● **Short problem**
Report back each line of the records that contains the string "Tarwi".

● **Supplied records**
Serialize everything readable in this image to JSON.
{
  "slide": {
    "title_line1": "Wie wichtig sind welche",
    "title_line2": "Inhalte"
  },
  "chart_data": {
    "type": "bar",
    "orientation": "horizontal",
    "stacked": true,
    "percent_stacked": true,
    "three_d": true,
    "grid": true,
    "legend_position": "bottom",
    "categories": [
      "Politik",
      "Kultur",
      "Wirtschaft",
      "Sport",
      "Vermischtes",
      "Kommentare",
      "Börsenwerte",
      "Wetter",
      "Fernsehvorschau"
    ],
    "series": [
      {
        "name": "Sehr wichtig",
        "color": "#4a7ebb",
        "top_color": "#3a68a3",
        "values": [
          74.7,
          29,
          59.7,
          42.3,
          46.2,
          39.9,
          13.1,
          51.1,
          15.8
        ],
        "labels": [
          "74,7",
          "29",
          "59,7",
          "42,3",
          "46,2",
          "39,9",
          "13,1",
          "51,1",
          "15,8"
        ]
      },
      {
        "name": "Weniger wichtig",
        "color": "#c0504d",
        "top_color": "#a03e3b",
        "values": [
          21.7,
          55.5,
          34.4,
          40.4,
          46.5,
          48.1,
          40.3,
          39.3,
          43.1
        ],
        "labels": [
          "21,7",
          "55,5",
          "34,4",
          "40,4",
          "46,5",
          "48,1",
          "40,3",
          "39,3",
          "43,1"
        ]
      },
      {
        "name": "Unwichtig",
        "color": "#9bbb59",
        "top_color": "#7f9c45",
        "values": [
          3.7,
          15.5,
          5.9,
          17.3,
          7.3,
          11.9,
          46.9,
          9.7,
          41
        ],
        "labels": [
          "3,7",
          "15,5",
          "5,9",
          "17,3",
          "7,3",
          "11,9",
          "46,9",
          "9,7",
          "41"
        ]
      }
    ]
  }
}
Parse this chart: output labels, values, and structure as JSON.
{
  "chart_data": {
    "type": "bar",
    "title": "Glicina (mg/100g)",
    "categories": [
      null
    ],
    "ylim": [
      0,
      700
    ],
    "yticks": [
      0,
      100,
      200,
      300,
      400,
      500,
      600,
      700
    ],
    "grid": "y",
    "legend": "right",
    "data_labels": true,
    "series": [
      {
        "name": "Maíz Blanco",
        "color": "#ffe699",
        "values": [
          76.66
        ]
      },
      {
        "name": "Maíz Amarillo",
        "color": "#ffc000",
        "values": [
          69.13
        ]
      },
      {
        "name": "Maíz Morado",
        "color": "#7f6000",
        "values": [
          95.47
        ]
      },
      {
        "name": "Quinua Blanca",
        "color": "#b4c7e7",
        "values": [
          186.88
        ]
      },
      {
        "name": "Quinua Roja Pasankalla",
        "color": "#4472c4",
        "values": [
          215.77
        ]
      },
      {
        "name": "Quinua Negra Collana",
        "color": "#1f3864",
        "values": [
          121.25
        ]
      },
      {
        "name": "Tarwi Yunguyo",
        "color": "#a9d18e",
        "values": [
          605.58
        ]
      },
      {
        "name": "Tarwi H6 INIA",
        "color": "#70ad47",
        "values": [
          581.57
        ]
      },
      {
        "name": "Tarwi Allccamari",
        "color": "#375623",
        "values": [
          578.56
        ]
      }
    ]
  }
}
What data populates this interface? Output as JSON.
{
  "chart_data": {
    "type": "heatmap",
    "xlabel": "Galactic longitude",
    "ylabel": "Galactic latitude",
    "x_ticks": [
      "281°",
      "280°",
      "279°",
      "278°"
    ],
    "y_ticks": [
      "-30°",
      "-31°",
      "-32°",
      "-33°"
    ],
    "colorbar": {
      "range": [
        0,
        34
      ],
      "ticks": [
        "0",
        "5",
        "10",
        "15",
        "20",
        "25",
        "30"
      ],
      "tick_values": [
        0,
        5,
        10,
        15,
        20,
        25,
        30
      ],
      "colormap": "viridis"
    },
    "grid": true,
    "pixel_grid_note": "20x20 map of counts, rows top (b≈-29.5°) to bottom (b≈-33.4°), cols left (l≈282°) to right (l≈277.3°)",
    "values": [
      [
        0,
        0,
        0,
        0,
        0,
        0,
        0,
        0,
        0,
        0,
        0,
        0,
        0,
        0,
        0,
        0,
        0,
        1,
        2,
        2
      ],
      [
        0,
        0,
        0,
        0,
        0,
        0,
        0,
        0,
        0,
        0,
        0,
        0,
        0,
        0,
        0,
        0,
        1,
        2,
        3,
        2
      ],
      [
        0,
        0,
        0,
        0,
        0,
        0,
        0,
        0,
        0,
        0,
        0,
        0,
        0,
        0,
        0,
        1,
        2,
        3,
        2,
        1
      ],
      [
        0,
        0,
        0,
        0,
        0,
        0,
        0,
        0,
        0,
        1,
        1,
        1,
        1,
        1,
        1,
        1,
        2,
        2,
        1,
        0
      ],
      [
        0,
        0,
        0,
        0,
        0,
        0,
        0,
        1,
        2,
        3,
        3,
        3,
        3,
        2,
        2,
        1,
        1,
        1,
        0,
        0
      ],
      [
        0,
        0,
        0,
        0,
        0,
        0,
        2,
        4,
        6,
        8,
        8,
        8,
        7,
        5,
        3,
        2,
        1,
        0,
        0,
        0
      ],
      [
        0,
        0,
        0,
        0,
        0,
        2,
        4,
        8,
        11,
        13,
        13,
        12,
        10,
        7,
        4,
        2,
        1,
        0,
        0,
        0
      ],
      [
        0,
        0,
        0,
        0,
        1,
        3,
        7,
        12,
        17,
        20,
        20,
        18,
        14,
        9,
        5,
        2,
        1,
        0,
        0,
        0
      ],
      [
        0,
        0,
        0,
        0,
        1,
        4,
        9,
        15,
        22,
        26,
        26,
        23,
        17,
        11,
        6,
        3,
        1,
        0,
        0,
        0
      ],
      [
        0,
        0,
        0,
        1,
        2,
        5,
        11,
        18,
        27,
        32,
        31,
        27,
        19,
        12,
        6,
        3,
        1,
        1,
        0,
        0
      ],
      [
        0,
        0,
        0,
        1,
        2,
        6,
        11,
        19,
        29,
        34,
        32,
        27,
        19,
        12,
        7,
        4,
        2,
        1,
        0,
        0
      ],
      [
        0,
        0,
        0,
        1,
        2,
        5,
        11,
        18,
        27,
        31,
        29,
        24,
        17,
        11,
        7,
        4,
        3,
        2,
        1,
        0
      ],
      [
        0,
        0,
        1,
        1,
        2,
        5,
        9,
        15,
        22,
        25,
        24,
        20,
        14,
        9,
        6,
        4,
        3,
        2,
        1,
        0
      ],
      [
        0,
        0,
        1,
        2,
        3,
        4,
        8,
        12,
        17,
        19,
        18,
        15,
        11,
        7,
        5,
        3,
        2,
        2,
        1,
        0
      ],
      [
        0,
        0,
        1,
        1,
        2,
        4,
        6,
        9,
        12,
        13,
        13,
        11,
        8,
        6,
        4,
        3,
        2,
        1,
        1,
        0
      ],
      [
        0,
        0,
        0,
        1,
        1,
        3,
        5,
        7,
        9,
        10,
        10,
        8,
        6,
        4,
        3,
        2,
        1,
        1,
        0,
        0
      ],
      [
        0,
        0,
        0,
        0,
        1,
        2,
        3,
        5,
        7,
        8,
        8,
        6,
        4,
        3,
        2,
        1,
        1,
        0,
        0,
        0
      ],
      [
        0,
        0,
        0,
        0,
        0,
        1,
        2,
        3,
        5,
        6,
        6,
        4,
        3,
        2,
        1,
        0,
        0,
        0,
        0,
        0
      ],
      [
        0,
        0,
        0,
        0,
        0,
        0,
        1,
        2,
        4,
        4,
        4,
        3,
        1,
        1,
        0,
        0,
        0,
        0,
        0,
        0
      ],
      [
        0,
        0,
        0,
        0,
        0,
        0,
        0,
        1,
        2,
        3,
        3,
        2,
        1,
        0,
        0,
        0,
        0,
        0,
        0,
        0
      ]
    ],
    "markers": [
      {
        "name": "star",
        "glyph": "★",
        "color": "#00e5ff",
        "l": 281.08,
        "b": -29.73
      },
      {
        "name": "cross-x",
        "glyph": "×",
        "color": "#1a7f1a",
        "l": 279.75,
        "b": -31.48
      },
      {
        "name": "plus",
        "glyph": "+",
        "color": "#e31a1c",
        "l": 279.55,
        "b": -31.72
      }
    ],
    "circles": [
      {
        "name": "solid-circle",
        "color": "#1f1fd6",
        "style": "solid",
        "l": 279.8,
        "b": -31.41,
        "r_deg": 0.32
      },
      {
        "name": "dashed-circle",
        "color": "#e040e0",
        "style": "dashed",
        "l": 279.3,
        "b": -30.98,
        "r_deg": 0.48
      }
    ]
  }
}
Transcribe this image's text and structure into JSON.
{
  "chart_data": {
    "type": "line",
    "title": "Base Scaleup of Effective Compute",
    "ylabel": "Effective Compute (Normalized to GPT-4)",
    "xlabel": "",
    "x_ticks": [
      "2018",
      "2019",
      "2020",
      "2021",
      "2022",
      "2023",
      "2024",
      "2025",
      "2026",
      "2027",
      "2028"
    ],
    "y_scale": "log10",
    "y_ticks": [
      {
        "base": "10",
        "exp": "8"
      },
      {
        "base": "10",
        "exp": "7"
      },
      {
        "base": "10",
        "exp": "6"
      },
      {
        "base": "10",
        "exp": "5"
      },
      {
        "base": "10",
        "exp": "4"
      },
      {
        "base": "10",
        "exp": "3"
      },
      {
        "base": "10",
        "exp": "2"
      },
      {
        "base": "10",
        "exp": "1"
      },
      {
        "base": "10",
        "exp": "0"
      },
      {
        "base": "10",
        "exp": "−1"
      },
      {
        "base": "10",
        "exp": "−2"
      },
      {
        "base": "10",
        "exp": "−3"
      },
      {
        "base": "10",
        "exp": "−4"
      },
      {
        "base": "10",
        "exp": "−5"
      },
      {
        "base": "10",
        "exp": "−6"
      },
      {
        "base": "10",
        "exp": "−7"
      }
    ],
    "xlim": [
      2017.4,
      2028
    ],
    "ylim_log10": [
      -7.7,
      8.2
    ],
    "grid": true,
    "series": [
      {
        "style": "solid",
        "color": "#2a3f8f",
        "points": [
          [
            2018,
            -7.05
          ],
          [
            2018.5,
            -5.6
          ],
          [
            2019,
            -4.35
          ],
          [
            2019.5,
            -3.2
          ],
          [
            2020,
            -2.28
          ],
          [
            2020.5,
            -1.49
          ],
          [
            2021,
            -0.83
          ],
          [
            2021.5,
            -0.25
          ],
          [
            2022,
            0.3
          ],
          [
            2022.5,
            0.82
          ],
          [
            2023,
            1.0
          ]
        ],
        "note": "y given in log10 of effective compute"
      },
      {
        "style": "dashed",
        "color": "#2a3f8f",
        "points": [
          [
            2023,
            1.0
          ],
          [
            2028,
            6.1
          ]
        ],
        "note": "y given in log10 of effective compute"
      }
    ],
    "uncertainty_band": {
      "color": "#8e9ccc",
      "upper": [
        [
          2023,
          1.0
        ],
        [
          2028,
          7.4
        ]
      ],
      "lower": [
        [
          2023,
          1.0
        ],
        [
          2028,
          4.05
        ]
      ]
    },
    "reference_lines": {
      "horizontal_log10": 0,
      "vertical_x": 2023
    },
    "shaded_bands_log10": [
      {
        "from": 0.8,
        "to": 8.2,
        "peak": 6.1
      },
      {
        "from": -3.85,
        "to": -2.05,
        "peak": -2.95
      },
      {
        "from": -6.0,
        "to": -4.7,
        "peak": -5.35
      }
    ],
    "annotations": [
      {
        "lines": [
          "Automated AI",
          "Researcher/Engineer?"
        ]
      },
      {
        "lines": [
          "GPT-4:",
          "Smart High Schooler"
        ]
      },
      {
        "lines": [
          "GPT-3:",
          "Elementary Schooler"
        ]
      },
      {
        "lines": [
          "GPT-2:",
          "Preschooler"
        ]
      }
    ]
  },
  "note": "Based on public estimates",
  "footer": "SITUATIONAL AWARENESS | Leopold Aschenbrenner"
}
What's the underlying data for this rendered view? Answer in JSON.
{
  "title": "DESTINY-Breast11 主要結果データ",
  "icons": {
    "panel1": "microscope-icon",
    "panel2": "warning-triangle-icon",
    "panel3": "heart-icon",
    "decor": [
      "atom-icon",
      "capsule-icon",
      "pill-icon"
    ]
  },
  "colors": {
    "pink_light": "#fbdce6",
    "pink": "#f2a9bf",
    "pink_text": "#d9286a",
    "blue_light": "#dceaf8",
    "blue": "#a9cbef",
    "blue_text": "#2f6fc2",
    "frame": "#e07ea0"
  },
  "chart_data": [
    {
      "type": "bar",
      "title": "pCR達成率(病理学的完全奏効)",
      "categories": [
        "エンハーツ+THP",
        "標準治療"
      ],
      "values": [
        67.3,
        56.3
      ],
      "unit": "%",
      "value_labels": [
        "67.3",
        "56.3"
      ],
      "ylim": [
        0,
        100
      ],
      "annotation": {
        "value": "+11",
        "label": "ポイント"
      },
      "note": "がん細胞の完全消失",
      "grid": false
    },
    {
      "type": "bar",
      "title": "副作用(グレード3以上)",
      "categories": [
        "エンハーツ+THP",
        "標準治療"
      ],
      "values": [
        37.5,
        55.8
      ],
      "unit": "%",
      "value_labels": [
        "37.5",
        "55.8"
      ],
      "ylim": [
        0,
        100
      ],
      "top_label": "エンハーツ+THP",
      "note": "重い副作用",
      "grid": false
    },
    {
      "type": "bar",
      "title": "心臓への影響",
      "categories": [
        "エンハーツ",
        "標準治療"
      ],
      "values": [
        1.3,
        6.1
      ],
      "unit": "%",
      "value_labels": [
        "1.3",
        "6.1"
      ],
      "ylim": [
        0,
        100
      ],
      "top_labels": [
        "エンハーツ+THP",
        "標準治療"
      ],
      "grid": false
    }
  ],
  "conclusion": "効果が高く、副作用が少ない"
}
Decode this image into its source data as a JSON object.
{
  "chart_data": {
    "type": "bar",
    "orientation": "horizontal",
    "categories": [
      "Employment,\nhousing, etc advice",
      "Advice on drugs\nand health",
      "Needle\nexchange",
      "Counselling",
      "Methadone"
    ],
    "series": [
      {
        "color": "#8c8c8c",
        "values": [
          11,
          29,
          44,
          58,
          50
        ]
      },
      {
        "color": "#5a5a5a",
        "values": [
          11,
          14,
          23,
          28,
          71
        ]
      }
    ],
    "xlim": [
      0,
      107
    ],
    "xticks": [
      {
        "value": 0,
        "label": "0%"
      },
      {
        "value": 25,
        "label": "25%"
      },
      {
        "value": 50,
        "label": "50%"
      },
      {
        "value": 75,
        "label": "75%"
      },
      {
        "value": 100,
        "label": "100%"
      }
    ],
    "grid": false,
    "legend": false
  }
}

● **Solution to this task**
        "name": "Tarwi Yunguyo",
        "name": "Tarwi H6 INIA",
        "name": "Tarwi Allccamari",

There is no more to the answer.